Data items
......
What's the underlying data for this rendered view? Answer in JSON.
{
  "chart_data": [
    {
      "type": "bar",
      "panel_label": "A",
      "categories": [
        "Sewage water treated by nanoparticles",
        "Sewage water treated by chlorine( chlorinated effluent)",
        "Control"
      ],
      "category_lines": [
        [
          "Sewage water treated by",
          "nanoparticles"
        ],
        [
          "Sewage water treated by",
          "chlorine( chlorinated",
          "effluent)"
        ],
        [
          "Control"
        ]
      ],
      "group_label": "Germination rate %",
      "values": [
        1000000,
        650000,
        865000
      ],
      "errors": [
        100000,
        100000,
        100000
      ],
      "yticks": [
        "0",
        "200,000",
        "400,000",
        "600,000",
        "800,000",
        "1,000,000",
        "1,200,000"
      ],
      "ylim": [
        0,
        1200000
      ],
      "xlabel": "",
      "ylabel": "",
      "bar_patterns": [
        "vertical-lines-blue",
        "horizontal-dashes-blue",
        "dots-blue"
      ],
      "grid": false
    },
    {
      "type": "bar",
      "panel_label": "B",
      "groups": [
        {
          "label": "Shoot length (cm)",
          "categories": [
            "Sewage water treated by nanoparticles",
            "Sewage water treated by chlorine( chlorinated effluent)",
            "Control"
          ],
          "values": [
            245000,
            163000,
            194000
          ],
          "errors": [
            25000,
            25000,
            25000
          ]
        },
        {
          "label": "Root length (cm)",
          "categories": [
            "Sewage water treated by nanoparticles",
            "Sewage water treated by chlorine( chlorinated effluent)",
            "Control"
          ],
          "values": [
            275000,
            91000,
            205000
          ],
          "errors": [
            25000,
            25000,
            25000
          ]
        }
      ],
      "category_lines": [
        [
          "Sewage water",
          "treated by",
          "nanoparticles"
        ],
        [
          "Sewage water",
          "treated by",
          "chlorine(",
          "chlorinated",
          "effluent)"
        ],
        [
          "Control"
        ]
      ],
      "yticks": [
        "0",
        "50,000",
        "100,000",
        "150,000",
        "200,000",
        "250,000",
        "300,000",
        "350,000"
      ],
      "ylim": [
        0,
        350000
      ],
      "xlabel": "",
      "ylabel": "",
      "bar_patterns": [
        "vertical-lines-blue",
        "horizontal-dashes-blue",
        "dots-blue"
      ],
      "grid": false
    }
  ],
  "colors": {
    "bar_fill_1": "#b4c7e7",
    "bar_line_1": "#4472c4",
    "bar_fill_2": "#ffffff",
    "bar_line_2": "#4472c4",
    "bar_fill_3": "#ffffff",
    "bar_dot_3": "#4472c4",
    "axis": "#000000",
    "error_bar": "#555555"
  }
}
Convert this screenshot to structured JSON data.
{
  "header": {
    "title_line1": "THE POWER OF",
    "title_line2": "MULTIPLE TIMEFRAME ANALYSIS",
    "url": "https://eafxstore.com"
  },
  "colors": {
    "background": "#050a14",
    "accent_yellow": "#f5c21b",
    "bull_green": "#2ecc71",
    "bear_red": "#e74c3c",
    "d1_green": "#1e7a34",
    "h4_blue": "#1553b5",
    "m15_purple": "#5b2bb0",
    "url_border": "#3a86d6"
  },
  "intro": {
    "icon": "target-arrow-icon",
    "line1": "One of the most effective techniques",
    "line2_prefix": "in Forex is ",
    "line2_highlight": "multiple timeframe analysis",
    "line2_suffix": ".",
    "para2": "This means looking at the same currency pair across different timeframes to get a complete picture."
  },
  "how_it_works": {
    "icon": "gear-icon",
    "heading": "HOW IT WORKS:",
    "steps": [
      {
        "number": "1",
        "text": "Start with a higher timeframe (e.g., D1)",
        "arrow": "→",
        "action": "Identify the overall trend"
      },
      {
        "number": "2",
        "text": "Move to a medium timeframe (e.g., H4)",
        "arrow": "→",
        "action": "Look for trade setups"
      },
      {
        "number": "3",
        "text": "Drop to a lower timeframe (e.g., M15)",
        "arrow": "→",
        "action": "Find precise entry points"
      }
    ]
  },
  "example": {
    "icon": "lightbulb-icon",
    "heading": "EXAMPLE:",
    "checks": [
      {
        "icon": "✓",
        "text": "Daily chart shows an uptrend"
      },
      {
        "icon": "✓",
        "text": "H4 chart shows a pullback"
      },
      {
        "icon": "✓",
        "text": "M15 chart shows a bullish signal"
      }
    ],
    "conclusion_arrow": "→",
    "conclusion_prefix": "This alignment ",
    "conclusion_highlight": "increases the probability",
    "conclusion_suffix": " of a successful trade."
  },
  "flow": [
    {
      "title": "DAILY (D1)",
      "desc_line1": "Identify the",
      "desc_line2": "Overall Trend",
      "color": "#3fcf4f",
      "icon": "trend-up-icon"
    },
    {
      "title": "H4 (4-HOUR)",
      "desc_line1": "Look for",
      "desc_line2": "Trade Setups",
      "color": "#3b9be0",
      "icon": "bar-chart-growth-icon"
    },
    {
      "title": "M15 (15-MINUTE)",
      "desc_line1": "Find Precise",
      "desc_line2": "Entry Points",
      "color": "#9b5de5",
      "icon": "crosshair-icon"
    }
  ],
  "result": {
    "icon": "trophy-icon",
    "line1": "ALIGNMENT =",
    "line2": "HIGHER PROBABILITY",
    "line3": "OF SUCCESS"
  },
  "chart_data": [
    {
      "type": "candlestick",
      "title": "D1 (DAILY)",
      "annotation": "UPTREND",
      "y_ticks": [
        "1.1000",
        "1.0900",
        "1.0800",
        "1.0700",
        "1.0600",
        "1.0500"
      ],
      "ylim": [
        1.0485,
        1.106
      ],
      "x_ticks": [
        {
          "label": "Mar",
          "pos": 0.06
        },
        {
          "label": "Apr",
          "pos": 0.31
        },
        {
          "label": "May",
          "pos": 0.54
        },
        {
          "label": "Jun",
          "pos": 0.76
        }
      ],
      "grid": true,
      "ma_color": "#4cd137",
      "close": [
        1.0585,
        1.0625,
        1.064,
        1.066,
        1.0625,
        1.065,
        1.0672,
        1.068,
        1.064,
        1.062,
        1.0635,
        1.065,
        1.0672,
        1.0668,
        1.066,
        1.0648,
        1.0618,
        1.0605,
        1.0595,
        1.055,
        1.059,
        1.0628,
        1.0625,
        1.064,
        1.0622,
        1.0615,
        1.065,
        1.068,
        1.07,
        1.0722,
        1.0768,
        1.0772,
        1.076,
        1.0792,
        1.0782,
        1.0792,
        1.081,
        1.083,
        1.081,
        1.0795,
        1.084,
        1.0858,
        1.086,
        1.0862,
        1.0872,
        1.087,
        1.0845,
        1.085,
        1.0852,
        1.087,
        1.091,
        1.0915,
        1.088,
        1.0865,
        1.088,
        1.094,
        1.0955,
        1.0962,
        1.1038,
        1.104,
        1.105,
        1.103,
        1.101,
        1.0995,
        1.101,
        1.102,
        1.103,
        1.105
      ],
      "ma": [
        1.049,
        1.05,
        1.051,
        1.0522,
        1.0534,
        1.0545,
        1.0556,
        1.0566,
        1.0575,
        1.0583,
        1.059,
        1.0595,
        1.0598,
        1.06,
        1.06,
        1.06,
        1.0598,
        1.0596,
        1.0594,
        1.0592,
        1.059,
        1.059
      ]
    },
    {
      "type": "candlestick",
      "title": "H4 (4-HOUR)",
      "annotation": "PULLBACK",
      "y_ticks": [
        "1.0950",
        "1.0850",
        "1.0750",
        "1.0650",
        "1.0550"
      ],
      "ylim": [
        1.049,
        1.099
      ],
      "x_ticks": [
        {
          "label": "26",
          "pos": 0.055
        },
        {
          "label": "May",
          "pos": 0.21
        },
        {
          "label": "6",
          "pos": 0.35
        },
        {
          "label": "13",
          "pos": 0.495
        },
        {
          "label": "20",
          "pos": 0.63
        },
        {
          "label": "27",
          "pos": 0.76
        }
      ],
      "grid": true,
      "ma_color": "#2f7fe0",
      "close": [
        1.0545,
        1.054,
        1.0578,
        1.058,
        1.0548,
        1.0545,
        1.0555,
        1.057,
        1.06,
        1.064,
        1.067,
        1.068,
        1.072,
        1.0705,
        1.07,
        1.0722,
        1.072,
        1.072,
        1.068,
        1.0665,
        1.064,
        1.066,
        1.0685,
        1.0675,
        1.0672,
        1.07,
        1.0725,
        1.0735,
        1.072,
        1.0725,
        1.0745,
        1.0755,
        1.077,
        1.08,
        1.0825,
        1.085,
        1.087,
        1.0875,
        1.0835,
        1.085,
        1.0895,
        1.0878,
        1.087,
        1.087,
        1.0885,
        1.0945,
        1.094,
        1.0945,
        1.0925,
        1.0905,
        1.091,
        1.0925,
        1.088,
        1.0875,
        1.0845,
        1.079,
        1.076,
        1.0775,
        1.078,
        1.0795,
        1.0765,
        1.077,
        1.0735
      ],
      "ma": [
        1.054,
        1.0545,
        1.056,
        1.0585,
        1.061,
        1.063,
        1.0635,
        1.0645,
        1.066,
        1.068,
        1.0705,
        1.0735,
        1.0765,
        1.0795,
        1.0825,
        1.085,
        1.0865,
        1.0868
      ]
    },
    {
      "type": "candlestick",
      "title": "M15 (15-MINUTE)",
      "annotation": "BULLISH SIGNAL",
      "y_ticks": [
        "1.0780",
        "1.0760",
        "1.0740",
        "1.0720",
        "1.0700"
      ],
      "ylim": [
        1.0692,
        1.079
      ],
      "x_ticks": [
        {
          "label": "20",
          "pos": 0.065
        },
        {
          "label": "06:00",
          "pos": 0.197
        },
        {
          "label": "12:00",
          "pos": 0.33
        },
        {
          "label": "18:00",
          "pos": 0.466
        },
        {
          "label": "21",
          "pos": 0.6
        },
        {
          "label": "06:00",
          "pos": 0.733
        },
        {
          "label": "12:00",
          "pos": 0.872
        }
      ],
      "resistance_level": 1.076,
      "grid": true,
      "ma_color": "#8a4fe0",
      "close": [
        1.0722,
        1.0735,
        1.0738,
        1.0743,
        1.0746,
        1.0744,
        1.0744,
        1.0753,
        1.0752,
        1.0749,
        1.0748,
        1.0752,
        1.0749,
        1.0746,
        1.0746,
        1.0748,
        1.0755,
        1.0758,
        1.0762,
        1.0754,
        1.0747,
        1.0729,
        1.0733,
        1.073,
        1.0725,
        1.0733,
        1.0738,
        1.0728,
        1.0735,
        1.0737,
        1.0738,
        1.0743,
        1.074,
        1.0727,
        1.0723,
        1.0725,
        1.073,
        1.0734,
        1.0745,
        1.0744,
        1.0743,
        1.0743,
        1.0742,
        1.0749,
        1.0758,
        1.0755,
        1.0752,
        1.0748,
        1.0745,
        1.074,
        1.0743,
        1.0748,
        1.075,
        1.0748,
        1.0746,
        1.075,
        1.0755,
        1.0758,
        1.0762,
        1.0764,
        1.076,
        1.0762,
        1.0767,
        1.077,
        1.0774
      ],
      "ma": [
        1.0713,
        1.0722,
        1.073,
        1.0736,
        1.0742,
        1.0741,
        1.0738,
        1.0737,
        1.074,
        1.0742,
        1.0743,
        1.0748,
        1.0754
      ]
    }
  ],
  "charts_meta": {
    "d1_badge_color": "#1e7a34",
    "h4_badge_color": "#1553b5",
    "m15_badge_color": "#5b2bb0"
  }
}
......
* Objective: List all lines above in which the string "JSON" appears.

* Output of the exercise:
What's the underlying data for this rendered view? Answer in JSON.
Convert this screenshot to structured JSON data.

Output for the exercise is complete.